+++ Source material
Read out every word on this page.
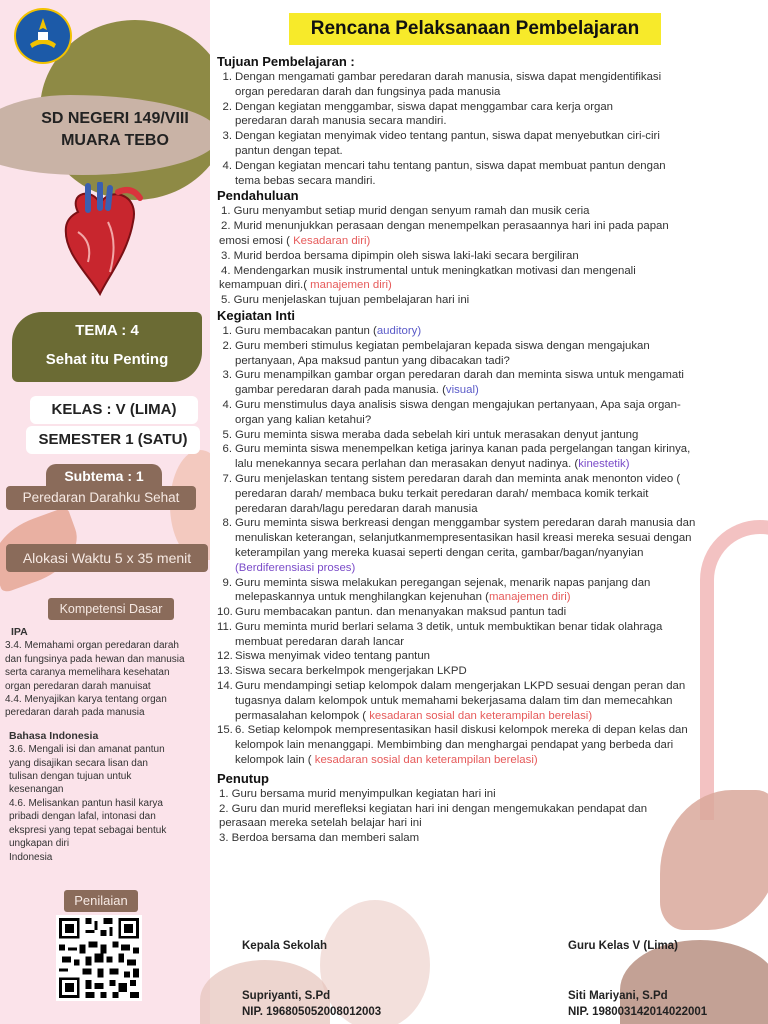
SD NEGERI 149/VIII
MUARA TEBO
TEMA : 4
Sehat itu Penting
KELAS : V (LIMA)
SEMESTER 1 (SATU)
Subtema : 1
Peredaran Darahku Sehat
Alokasi Waktu 5 x 35 menit
Kompetensi Dasar
IPA
3.4. Memahami organ peredaran darah
dan fungsinya pada hewan dan manusia
serta caranya memelihara kesehatan
organ peredaran darah manuisat
4.4. Menyajikan karya tentang organ
peredaran darah pada manusia
Bahasa Indonesia
3.6. Mengali isi dan amanat pantun
yang disajikan secara lisan dan
tulisan dengan tujuan untuk
kesenangan
4.6. Melisankan pantun hasil karya
pribadi dengan lafal, intonasi dan
ekspresi yang tepat sebagai bentuk
ungkapan diri
Indonesia
Penilaian
Rencana Pelaksanaan Pembelajaran
Tujuan Pembelajaran :
1. Dengan mengamati gambar peredaran darah manusia, siswa dapat mengidentifikasi
organ peredaran darah dan fungsinya pada manusia
2. Dengan kegiatan menggambar, siswa dapat menggambar cara kerja organ
peredaran darah manusia secara mandiri.
3. Dengan kegiatan menyimak video tentang pantun, siswa dapat menyebutkan ciri-ciri
pantun dengan tepat.
4. Dengan kegiatan mencari tahu tentang pantun, siswa dapat membuat pantun dengan
tema bebas secara mandiri.
Pendahuluan
1. Guru menyambut setiap murid dengan senyum ramah dan musik ceria
2. Murid menunjukkan perasaan dengan menempelkan perasaannya hari ini pada papan
emosi emosi ( Kesadaran diri)
3. Murid berdoa bersama dipimpin oleh siswa laki-laki secara bergiliran
4. Mendengarkan musik instrumental untuk meningkatkan motivasi dan mengenali
kemampuan diri.( manajemen diri)
5. Guru menjelaskan tujuan pembelajaran hari ini
Kegiatan Inti
1. Guru membacakan pantun (auditory)
2. Guru memberi stimulus kegiatan pembelajaran kepada siswa dengan mengajukan
pertanyaan, Apa maksud pantun yang dibacakan tadi?
3. Guru menampilkan gambar organ peredaran darah dan meminta siswa untuk mengamati
gambar peredaran darah pada manusia. (visual)
4. Guru menstimulus daya analisis siswa dengan mengajukan pertanyaan, Apa saja organ-
organ yang kalian ketahui?
5. Guru meminta siswa meraba dada sebelah kiri untuk merasakan denyut jantung
6. Guru meminta siswa menempelkan ketiga jarinya kanan pada pergelangan tangan kirinya,
lalu menekannya secara perlahan dan merasakan denyut nadinya. (kinestetik)
7. Guru menjelaskan tentang sistem peredaran darah dan meminta anak menonton video (
peredaran darah/ membaca buku terkait peredaran darah/ membaca komik terkait
peredaran darah/lagu peredaran darah manusia
8. Guru meminta siswa berkreasi dengan menggambar system peredaran darah manusia dan
menuliskan keterangan, selanjutkanmempresentasikan hasil kreasi mereka sesuai dengan
keterampilan yang mereka kuasai seperti dengan cerita, gambar/bagan/nyanyian
(Berdiferensiasi proses)
9. Guru meminta siswa melakukan peregangan sejenak, menarik napas panjang dan
melepaskannya untuk menghilangkan kejenuhan (manajemen diri)
10. Guru membacakan pantun. dan menanyakan maksud pantun tadi
11. Guru meminta murid berlari selama 3 detik, untuk membuktikan benar tidak olahraga
membuat peredaran darah lancar
12. Siswa menyimak video tentang pantun
13. Siswa secara berkelmpok mengerjakan LKPD
14. Guru mendampingi setiap kelompok dalam mengerjakan LKPD sesuai dengan peran dan
tugasnya dalam kelompok untuk memahami bekerjasama dalam tim dan memecahkan
permasalahan kelompok ( kesadaran sosial dan keterampilan berelasi)
15. 6. Setiap kelompok mempresentasikan hasil diskusi kelompok mereka di depan kelas dan
kelompok lain menanggapi. Membimbing dan menghargai pendapat yang berbeda dari
kelompok lain ( kesadaran sosial dan keterampilan berelasi)
Penutup
1. Guru bersama murid menyimpulkan kegiatan hari ini
2. Guru dan murid merefleksi kegiatan hari ini dengan mengemukakan pendapat dan
perasaan mereka setelah belajar hari ini
3. Berdoa bersama dan memberi salam
Kepala Sekolah
Supriyanti, S.Pd
NIP. 196805052008012003
Guru Kelas V (Lima)
Siti Mariyani, S.Pd
NIP. 198003142014022001
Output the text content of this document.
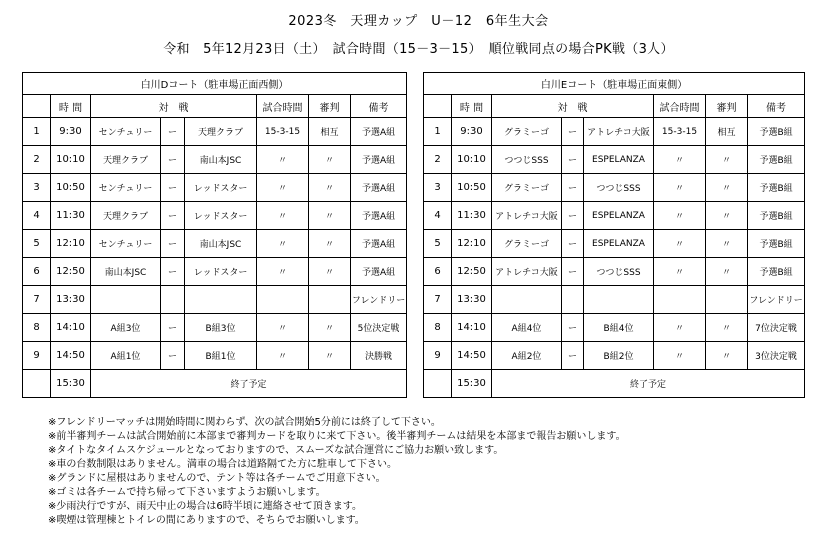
2023冬　天理カップ　U－12　6年生大会
令和　5年12月23日（土）　試合時間（15－3－15）　順位戦同点の場合PK戦（3人）
白川Dコート（駐車場正面西側）							
	時 間	対　戦			試合時間	審判	備考
1	9:30	センチュリー	ー	天理クラブ	15-3-15	相互	予選A組
2	10:10	天理クラブ	ー	南山本JSC	〃	〃	予選A組
3	10:50	センチュリー	ー	レッドスター	〃	〃	予選A組
4	11:30	天理クラブ	ー	レッドスター	〃	〃	予選A組
5	12:10	センチュリー	ー	南山本JSC	〃	〃	予選A組
6	12:50	南山本JSC	ー	レッドスター	〃	〃	予選A組
7	13:30						フレンドリー
8	14:10	A組3位	ー	B組3位	〃	〃	5位決定戦
9	14:50	A組1位	ー	B組1位	〃	〃	決勝戦
	15:30	終了予定					
白川Eコート（駐車場正面東側）							
	時 間	対　戦			試合時間	審判	備考
1	9:30	グラミーゴ	ー	アトレチコ大阪	15-3-15	相互	予選B組
2	10:10	つつじSSS	ー	ESPELANZA	〃	〃	予選B組
3	10:50	グラミーゴ	ー	つつじSSS	〃	〃	予選B組
4	11:30	アトレチコ大阪	ー	ESPELANZA	〃	〃	予選B組
5	12:10	グラミーゴ	ー	ESPELANZA	〃	〃	予選B組
6	12:50	アトレチコ大阪	ー	つつじSSS	〃	〃	予選B組
7	13:30						フレンドリー
8	14:10	A組4位	ー	B組4位	〃	〃	7位決定戦
9	14:50	A組2位	ー	B組2位	〃	〃	3位決定戦
	15:30	終了予定					
※フレンドリーマッチは開始時間に関わらず、次の試合開始5分前には終了して下さい。
※前半審判チームは試合開始前に本部まで審判カードを取りに来て下さい。後半審判チームは結果を本部まで報告お願いします。
※タイトなタイムスケジュールとなっておりますので、スムーズな試合運営にご協力お願い致します。
※車の台数制限はありません。満車の場合は道路隔てた方に駐車して下さい。
※グランドに屋根はありませんので、テント等は各チームでご用意下さい。
※ゴミは各チームで持ち帰って下さいますようお願いします。
※少雨決行ですが、雨天中止の場合は6時半頃に連絡させて頂きます。
※喫煙は管理棟とトイレの間にありますので、そちらでお願いします。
++++++
__Stated goal__
Print exactly the lines from the line with "Output the text content of this document." through the end of the data, both ends included, and print no pictures.

__Reply to the task__
Output the text content of this document.
2023冬　天理カップ　U－12　6年生大会
令和　5年12月23日（土）　試合時間（15－3－15）　順位戦同点の場合PK戦（3人）
白川Dコート（駐車場正面西側）							
	時 間	対　戦			試合時間	審判	備考
1	9:30	センチュリー	ー	天理クラブ	15-3-15	相互	予選A組
2	10:10	天理クラブ	ー	南山本JSC	〃	〃	予選A組
3	10:50	センチュリー	ー	レッドスター	〃	〃	予選A組
4	11:30	天理クラブ	ー	レッドスター	〃	〃	予選A組
5	12:10	センチュリー	ー	南山本JSC	〃	〃	予選A組
6	12:50	南山本JSC	ー	レッドスター	〃	〃	予選A組
7	13:30						フレンドリー
8	14:10	A組3位	ー	B組3位	〃	〃	5位決定戦
9	14:50	A組1位	ー	B組1位	〃	〃	決勝戦
	15:30	終了予定					
白川Eコート（駐車場正面東側）							
	時 間	対　戦			試合時間	審判	備考
1	9:30	グラミーゴ	ー	アトレチコ大阪	15-3-15	相互	予選B組
2	10:10	つつじSSS	ー	ESPELANZA	〃	〃	予選B組
3	10:50	グラミーゴ	ー	つつじSSS	〃	〃	予選B組
4	11:30	アトレチコ大阪	ー	ESPELANZA	〃	〃	予選B組
5	12:10	グラミーゴ	ー	ESPELANZA	〃	〃	予選B組
6	12:50	アトレチコ大阪	ー	つつじSSS	〃	〃	予選B組
7	13:30						フレンドリー
8	14:10	A組4位	ー	B組4位	〃	〃	7位決定戦
9	14:50	A組2位	ー	B組2位	〃	〃	3位決定戦
	15:30	終了予定					
※フレンドリーマッチは開始時間に関わらず、次の試合開始5分前には終了して下さい。
※前半審判チームは試合開始前に本部まで審判カードを取りに来て下さい。後半審判チームは結果を本部まで報告お願いします。
※タイトなタイムスケジュールとなっておりますので、スムーズな試合運営にご協力お願い致します。
※車の台数制限はありません。満車の場合は道路隔てた方に駐車して下さい。
※グランドに屋根はありませんので、テント等は各チームでご用意下さい。
※ゴミは各チームで持ち帰って下さいますようお願いします。
※少雨決行ですが、雨天中止の場合は6時半頃に連絡させて頂きます。
※喫煙は管理棟とトイレの間にありますので、そちらでお願いします。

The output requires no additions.